[Records from a collection]
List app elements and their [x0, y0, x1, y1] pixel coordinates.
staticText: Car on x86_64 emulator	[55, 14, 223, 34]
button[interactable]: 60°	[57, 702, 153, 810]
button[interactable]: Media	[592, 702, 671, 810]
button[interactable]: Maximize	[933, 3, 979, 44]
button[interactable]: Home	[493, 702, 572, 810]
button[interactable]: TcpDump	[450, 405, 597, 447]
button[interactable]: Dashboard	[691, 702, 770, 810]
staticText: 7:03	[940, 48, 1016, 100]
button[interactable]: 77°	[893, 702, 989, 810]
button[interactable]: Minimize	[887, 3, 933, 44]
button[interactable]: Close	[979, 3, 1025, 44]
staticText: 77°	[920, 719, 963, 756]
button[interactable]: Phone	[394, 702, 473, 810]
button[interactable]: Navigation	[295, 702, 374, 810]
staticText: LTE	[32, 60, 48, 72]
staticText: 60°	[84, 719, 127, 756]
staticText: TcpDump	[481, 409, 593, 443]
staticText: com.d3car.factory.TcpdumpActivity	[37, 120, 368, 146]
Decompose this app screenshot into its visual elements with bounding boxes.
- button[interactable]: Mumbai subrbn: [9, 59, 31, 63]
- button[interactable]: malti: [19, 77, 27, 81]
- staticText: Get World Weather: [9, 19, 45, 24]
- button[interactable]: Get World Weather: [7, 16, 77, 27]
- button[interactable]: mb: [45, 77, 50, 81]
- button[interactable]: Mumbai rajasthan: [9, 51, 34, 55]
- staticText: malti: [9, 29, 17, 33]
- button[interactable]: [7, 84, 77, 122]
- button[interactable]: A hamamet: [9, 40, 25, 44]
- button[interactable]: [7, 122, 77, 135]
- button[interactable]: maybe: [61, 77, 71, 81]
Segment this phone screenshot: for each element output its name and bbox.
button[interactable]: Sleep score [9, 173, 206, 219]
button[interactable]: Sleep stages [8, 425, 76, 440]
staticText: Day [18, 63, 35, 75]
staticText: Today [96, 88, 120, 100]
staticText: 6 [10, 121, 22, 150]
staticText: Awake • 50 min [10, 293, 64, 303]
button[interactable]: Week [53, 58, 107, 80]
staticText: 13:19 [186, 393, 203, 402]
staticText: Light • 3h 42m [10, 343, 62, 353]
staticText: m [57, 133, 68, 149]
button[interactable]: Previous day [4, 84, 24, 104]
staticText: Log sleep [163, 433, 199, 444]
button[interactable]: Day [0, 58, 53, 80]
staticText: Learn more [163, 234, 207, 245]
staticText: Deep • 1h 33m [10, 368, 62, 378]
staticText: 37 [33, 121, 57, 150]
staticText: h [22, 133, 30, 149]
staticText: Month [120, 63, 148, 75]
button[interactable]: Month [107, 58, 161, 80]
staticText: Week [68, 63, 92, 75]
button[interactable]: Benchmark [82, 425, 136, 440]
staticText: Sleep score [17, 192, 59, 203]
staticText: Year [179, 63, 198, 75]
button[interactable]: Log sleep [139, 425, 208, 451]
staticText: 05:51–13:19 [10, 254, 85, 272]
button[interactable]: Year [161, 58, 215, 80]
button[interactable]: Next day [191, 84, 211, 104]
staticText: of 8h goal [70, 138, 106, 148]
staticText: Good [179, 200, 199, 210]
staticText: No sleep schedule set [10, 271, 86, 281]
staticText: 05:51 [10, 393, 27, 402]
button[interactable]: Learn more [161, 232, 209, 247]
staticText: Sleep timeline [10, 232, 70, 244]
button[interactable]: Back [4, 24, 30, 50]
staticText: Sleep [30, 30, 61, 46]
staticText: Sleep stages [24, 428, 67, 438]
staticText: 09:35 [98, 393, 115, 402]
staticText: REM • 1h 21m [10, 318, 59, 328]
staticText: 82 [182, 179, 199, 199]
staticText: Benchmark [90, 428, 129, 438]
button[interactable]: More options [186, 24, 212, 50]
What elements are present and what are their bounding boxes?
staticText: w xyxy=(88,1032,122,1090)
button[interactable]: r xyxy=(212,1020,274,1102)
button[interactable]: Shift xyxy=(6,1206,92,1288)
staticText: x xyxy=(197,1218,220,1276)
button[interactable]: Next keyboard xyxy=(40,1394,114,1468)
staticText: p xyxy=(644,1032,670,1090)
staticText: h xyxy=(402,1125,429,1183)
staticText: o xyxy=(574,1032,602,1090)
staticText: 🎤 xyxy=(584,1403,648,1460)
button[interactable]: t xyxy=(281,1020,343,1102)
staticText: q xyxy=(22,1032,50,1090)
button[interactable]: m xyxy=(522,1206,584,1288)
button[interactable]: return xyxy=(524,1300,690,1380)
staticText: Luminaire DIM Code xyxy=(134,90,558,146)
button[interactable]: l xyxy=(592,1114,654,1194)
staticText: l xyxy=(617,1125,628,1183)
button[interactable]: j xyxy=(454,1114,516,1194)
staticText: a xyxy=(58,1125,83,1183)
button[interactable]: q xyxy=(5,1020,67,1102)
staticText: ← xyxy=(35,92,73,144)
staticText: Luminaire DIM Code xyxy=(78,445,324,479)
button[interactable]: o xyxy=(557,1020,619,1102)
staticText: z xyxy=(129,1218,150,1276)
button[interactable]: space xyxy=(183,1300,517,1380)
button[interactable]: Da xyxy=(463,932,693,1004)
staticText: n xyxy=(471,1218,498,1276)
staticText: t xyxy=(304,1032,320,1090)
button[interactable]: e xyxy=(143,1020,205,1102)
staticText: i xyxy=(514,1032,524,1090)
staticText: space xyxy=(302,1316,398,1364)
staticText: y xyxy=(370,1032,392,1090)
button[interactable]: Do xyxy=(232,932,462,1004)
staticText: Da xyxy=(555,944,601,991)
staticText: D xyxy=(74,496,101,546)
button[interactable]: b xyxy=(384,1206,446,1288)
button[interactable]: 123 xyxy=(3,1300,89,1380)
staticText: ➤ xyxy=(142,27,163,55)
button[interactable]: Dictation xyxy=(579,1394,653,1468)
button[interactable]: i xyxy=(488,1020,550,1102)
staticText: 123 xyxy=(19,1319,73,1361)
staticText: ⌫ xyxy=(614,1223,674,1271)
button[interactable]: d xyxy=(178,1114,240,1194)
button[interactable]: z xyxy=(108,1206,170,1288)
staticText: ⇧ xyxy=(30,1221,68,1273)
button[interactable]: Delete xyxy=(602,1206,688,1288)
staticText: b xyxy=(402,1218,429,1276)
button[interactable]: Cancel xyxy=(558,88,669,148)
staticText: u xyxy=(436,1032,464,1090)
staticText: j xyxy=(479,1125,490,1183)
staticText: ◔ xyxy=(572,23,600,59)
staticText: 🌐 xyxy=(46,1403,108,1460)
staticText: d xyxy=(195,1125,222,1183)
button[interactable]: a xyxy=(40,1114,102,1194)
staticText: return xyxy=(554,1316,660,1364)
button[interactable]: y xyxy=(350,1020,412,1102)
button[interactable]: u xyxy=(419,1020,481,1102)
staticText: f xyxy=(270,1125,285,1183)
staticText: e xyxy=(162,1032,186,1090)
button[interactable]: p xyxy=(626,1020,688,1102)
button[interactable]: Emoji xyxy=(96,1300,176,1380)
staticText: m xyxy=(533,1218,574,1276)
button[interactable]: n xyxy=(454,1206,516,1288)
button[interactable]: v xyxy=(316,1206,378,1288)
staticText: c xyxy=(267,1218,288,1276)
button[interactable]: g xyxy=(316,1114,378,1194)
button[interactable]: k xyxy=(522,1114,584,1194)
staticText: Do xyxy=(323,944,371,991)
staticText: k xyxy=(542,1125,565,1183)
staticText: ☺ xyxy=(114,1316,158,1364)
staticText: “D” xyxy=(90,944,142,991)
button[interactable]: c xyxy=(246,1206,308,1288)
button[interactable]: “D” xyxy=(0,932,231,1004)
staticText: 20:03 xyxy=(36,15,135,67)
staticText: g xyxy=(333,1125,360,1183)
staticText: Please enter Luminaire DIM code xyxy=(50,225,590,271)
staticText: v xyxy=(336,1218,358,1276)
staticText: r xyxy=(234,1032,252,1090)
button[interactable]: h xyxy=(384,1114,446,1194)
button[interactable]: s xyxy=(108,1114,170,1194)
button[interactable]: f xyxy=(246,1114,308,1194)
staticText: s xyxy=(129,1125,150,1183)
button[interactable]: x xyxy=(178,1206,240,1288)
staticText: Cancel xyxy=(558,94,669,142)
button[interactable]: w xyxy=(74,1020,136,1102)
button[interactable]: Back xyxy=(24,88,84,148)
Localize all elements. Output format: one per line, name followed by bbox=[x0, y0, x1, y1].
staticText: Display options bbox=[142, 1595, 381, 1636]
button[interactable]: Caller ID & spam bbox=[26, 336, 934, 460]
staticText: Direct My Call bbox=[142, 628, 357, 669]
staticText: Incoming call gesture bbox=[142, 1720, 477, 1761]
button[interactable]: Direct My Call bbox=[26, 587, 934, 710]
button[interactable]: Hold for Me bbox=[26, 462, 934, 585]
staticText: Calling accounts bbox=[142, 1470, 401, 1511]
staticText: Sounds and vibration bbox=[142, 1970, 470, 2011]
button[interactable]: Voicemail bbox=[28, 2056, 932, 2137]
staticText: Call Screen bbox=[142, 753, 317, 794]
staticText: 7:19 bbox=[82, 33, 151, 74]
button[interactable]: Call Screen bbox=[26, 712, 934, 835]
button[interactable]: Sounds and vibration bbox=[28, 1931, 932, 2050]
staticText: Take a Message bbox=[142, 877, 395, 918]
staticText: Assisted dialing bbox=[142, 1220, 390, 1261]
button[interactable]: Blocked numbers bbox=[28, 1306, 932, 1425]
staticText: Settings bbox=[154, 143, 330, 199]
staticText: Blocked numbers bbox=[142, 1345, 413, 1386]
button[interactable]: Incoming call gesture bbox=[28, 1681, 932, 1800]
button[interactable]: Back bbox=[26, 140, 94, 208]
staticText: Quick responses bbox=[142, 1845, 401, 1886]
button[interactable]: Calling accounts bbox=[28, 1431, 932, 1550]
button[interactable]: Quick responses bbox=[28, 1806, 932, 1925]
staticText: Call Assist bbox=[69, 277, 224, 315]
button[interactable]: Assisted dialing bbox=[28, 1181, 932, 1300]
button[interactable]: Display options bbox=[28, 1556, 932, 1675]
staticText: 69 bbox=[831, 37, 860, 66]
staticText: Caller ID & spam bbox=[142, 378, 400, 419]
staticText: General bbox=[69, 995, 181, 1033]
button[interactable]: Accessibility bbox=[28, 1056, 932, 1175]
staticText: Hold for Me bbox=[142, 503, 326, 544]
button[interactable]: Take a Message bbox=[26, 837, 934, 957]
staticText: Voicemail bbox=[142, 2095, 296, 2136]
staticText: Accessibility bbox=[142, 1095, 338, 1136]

▸ REQUIRED TASK
Please copy the items above word for word, from their first line through the line that contains "719, 127, 756]", both ends included.

▸ OUTPUT BELOW
List app elements and their [x0, y0, x1, y1] pixel coordinates.
staticText: Car on x86_64 emulator	[55, 14, 223, 34]
button[interactable]: 60°	[57, 702, 153, 810]
button[interactable]: Media	[592, 702, 671, 810]
button[interactable]: Maximize	[933, 3, 979, 44]
button[interactable]: Home	[493, 702, 572, 810]
button[interactable]: TcpDump	[450, 405, 597, 447]
button[interactable]: Dashboard	[691, 702, 770, 810]
staticText: 7:03	[940, 48, 1016, 100]
button[interactable]: 77°	[893, 702, 989, 810]
button[interactable]: Minimize	[887, 3, 933, 44]
button[interactable]: Close	[979, 3, 1025, 44]
staticText: 77°	[920, 719, 963, 756]
button[interactable]: Phone	[394, 702, 473, 810]
button[interactable]: Navigation	[295, 702, 374, 810]
staticText: LTE	[32, 60, 48, 72]
staticText: 60°	[84, 719, 127, 756]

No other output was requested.